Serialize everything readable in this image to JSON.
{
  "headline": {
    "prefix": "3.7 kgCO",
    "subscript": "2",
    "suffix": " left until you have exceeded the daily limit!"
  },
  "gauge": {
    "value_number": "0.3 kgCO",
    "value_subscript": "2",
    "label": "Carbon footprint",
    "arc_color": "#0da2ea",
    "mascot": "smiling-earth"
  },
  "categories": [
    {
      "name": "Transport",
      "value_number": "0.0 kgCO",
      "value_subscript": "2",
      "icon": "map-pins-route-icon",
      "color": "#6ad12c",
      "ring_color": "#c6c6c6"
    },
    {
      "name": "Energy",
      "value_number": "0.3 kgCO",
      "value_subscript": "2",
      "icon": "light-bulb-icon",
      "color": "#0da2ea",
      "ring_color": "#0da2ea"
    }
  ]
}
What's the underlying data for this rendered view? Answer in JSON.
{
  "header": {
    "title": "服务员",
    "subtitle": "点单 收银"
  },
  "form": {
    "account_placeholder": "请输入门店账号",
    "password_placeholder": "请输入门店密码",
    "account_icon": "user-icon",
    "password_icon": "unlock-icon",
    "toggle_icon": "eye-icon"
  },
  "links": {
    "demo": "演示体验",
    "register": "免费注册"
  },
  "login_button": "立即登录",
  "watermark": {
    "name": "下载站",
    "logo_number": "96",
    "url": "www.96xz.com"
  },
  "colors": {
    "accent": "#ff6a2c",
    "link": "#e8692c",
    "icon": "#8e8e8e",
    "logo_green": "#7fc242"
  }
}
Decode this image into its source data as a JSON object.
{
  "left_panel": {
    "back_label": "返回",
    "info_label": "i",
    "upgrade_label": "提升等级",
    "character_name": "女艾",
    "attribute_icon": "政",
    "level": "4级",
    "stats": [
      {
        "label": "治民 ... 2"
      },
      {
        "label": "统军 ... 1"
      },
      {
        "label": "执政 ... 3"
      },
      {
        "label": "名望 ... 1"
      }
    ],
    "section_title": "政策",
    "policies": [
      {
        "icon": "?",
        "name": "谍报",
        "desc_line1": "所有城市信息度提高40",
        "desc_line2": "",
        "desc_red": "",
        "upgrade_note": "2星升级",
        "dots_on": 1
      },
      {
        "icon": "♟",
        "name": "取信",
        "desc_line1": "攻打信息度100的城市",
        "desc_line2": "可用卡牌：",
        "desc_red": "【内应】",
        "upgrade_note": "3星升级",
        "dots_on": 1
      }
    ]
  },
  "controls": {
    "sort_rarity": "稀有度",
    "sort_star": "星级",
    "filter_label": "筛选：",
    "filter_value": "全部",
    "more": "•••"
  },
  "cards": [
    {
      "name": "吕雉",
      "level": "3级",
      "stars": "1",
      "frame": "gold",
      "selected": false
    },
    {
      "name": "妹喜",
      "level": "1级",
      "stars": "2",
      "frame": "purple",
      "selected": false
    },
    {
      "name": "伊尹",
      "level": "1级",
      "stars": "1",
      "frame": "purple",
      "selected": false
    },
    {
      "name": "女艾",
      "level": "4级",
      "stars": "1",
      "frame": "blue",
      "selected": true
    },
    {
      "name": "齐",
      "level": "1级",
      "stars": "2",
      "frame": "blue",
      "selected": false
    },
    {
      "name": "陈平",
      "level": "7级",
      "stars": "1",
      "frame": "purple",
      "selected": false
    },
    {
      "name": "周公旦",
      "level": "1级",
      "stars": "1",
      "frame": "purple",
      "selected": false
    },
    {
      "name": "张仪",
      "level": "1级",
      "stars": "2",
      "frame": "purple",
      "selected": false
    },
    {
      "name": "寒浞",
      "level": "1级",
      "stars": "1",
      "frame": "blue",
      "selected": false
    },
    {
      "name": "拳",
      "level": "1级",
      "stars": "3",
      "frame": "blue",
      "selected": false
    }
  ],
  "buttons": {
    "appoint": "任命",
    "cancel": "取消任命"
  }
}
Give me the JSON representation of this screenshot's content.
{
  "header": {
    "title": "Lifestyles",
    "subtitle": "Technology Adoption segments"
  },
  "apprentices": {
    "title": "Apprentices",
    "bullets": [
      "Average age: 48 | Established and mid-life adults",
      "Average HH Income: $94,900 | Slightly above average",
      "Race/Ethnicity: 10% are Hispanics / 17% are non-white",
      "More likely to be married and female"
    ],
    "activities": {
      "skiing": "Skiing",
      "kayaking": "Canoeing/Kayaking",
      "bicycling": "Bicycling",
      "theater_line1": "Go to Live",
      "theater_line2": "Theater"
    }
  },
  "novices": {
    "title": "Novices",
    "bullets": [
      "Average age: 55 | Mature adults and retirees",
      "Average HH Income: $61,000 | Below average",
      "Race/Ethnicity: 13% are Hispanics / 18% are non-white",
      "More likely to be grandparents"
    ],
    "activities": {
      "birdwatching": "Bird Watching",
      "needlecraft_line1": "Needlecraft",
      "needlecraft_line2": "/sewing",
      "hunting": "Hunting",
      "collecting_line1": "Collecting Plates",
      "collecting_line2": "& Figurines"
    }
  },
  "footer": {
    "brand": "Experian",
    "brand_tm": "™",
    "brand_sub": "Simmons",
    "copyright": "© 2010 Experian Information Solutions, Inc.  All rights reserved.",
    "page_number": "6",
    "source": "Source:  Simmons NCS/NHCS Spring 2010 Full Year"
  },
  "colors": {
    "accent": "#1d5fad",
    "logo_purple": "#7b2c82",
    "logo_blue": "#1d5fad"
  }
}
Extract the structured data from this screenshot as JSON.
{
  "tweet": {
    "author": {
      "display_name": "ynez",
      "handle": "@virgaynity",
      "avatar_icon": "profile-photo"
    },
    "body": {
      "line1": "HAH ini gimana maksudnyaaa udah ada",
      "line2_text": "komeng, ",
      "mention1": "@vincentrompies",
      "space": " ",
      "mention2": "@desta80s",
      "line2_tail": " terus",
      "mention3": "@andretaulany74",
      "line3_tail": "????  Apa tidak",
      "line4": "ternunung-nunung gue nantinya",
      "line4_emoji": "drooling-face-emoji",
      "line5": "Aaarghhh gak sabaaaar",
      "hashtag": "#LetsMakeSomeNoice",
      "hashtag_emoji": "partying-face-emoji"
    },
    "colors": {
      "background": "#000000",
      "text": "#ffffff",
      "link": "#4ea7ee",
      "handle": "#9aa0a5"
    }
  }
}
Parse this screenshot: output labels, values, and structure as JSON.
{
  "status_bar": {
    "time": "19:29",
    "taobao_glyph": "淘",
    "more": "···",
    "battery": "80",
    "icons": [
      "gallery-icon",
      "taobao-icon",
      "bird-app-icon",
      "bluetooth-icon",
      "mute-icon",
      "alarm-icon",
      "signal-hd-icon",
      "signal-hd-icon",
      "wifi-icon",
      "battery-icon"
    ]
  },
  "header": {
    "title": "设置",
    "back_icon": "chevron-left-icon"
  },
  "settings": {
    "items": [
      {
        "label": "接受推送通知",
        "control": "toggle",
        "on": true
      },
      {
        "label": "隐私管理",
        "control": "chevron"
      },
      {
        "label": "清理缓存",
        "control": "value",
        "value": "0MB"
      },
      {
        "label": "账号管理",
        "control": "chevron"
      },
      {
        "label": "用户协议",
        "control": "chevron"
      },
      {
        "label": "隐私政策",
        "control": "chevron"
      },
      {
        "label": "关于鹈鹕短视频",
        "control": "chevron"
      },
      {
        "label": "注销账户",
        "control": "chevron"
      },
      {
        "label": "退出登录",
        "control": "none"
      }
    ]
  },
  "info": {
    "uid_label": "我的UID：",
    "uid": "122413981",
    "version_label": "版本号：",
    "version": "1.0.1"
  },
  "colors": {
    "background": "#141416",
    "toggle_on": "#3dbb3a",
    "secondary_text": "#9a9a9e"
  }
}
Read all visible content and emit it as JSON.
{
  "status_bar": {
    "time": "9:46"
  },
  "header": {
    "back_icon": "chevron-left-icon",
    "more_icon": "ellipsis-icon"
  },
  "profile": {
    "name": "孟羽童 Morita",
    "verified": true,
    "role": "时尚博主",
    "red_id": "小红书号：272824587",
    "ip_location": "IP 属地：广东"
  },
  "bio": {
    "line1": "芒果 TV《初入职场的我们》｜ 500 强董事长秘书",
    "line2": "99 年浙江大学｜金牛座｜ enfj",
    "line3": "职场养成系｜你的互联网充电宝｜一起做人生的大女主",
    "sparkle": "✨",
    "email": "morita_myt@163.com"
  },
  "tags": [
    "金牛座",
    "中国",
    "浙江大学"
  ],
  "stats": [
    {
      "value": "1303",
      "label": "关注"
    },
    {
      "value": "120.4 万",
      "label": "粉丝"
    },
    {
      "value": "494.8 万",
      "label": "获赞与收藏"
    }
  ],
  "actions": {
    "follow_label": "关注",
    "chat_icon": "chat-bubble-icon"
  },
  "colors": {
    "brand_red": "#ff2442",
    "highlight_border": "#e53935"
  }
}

────────────────────────────────────────

## [REQUIRED TASK]
Using the records above, list each line that includes "Income".

## [RESULT]
      "Average HH Income: $94,900 | Slightly above average",
      "Average HH Income: $61,000 | Below average",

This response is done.